### Stated goal
Copy every line of the following data that includes the string "text".

[Source data]
BEGIN

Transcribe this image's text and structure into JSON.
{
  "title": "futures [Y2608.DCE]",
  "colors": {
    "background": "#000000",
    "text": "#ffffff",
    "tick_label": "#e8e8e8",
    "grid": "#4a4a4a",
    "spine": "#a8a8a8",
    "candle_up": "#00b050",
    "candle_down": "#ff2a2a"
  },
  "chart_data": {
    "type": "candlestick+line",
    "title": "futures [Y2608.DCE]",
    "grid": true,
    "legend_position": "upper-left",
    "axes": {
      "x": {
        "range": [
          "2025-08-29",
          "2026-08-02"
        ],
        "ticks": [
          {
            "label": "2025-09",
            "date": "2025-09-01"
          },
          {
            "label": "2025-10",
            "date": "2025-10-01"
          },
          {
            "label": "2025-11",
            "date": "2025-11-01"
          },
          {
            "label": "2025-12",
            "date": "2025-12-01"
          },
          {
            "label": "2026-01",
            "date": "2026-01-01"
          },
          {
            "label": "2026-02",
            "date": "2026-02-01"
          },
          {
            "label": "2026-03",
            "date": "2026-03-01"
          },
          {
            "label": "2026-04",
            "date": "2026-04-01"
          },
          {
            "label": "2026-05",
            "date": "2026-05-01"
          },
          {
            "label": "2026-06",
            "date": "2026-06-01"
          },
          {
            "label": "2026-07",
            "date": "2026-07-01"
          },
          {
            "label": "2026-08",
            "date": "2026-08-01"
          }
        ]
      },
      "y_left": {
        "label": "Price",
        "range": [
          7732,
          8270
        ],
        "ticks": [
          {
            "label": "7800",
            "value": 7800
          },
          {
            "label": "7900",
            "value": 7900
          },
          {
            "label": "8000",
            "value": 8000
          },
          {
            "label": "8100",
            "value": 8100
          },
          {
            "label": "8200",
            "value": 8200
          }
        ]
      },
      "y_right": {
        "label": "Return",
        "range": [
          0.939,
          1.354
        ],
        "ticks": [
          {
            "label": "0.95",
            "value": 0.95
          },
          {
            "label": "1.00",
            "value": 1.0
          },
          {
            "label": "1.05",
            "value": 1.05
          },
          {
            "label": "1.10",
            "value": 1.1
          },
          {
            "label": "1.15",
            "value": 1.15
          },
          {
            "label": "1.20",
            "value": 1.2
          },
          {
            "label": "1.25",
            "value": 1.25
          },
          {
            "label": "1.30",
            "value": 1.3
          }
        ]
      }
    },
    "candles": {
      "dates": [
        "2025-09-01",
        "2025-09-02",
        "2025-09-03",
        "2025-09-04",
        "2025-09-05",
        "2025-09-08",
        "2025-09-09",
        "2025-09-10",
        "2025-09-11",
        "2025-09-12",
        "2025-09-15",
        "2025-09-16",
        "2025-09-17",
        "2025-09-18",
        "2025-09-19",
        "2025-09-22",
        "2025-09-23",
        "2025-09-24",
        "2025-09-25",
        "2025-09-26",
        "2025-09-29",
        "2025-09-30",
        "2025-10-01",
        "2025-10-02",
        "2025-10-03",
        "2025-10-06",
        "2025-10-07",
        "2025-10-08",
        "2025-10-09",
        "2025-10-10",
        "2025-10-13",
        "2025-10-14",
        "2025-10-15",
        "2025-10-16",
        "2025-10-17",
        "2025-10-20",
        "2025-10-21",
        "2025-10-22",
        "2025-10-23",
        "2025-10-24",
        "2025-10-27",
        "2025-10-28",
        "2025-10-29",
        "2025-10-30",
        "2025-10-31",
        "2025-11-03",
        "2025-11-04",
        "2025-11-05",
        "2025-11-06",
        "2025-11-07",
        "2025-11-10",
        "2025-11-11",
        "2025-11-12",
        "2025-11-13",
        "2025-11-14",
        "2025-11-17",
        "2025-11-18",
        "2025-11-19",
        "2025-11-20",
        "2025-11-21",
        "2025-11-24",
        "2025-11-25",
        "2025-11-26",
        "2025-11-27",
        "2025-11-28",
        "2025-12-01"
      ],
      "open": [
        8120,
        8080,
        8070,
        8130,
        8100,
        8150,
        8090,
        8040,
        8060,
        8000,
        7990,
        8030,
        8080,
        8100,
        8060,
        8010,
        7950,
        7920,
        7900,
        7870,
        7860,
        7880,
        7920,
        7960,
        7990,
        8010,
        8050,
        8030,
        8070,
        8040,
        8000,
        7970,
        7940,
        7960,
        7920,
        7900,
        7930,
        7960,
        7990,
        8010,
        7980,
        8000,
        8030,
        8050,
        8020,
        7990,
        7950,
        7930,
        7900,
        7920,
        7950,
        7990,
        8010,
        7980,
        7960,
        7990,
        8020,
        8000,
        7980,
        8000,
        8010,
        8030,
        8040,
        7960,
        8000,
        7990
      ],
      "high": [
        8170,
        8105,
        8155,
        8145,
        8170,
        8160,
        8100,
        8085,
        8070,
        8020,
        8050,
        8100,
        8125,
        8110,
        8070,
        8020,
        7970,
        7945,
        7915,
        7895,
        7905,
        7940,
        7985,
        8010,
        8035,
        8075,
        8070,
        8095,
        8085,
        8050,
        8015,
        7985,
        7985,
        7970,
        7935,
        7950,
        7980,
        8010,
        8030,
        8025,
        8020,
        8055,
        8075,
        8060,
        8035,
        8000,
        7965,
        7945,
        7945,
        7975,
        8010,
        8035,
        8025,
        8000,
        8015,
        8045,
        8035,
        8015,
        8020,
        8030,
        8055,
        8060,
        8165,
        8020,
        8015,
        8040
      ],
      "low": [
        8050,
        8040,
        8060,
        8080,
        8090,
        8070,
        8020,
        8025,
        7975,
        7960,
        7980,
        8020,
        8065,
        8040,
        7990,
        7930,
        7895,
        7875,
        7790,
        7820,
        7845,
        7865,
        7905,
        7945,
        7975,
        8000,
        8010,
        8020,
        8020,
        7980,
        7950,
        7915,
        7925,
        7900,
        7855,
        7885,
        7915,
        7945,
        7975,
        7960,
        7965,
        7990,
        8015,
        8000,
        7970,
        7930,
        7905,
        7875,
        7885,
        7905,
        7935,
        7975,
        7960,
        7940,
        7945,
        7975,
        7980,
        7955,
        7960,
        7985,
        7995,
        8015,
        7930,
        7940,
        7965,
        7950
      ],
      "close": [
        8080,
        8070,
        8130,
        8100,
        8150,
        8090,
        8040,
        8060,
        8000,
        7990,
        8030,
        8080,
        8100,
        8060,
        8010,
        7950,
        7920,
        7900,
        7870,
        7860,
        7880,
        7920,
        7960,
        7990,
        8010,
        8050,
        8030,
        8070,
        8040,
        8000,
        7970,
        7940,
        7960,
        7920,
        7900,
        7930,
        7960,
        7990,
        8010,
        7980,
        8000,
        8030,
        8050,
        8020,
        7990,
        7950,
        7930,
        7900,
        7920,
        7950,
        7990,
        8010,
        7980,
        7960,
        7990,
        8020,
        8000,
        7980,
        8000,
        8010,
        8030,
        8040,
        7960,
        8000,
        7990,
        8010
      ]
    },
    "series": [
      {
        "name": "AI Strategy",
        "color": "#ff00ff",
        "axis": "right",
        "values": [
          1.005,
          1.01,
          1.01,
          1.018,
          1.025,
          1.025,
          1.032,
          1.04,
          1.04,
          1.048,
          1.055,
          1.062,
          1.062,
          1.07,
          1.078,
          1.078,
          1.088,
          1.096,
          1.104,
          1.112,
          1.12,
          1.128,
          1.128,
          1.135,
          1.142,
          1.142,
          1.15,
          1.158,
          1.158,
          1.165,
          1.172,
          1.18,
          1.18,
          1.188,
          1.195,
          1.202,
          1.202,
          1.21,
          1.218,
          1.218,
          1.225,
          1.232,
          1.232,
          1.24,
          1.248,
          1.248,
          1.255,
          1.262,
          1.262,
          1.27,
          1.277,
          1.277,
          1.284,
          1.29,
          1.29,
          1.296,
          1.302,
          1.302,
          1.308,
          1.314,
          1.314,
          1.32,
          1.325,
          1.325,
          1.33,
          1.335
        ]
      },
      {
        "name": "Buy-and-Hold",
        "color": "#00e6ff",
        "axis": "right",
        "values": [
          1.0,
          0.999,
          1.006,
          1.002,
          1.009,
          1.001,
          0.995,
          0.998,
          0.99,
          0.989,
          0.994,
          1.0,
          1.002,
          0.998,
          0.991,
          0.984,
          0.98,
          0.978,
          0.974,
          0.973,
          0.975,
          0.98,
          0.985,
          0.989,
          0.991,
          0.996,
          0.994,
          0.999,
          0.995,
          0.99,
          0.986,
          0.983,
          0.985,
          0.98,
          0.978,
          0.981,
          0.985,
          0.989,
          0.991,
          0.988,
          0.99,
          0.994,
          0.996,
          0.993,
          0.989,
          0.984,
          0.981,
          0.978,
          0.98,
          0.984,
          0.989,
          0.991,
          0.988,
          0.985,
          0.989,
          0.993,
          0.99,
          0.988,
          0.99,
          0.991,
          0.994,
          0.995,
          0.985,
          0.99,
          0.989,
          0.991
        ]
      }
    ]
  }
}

END

### Answer below
Transcribe this image's text and structure into JSON.
    "text": "#ffffff",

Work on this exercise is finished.